Collection entries:
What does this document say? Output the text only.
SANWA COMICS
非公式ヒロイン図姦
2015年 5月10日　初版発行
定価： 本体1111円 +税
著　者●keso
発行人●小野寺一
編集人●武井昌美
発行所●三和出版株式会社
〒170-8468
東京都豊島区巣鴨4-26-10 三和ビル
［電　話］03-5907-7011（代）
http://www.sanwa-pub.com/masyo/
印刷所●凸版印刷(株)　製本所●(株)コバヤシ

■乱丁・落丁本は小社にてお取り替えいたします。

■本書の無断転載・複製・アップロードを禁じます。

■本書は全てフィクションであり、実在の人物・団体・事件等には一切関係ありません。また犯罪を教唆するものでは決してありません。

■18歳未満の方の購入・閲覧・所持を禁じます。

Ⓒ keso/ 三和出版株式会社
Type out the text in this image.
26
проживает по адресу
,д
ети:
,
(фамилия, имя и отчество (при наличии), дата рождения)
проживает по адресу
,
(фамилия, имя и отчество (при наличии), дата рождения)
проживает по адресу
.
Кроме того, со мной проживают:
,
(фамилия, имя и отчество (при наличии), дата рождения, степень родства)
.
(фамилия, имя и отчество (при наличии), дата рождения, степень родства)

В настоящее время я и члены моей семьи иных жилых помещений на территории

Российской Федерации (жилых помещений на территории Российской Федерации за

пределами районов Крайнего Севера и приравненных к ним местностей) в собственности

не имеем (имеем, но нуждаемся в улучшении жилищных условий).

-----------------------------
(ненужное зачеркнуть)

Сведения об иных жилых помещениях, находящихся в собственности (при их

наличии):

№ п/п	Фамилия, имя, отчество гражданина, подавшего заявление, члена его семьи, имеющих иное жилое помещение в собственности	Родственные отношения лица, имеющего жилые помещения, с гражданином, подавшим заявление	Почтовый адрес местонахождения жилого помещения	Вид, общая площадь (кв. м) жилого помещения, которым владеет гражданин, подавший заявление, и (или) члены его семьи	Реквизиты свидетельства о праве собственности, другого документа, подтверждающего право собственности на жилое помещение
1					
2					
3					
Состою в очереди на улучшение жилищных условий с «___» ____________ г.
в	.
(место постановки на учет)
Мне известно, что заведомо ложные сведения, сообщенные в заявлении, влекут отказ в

**To do**
State the count of lines holding the string "территории" in the listing above, and nothing else.

**Exercise solution**
2